Exercise: Can you convert the lines below, from the one containing "chart-title: Movie Ticket" through the one containing "y-tick-label: $0.00: [38, 786, 93, 811]" (both included), into a JSON list of strings with one string per line and blank lines left out?
━━━ Data for processing
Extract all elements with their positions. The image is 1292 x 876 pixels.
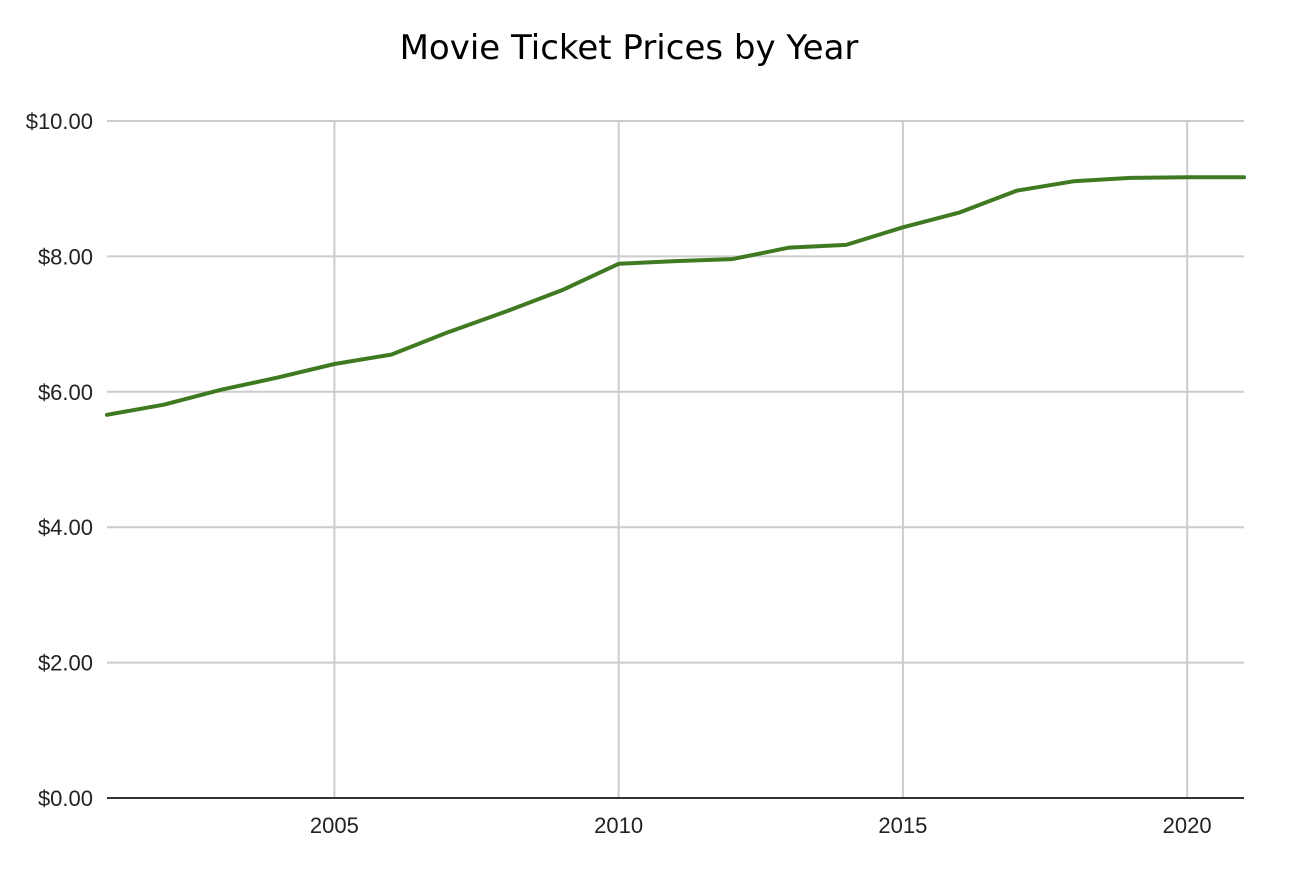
chart-title: Movie Ticket Prices by Year: [400, 28, 859, 68]
y-tick-label: $4.00: [38, 515, 93, 540]
x-tick-label: 2005: [310, 813, 359, 838]
x-tick-label: 2010: [594, 813, 643, 838]
series-lines: [105, 175, 1246, 417]
grid-lines: [107, 120, 1244, 798]
x-tick-label: 2020: [1163, 813, 1212, 838]
x-tick-label: 2015: [878, 813, 927, 838]
y-tick-label: $6.00: [38, 380, 93, 405]
y-tick-label: $10.00: [26, 109, 93, 134]
y-tick-label: $2.00: [38, 651, 93, 676]
y-tick-label: $0.00: [38, 786, 93, 811]
tick-labels: $0.00 $2.00 $4.00 $6.00 $8.00 $10.00 2005 2010 2…: [26, 109, 1212, 838]
series-line: [105, 175, 1246, 417]
y-tick-label: $8.00: [38, 244, 93, 269]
━━━━━━
Complete answer:
[
  "chart-title: Movie Ticket Prices by Year: [400, 28, 859, 68]",
  "y-tick-label: $4.00: [38, 515, 93, 540]",
  "x-tick-label: 2005: [310, 813, 359, 838]",
  "x-tick-label: 2010: [594, 813, 643, 838]",
  "series-lines: [105, 175, 1246, 417]",
  "grid-lines: [107, 120, 1244, 798]",
  "x-tick-label: 2020: [1163, 813, 1212, 838]",
  "x-tick-label: 2015: [878, 813, 927, 838]",
  "y-tick-label: $6.00: [38, 380, 93, 405]",
  "y-tick-label: $10.00: [26, 109, 93, 134]",
  "y-tick-label: $2.00: [38, 651, 93, 676]",
  "y-tick-label: $0.00: [38, 786, 93, 811]"
]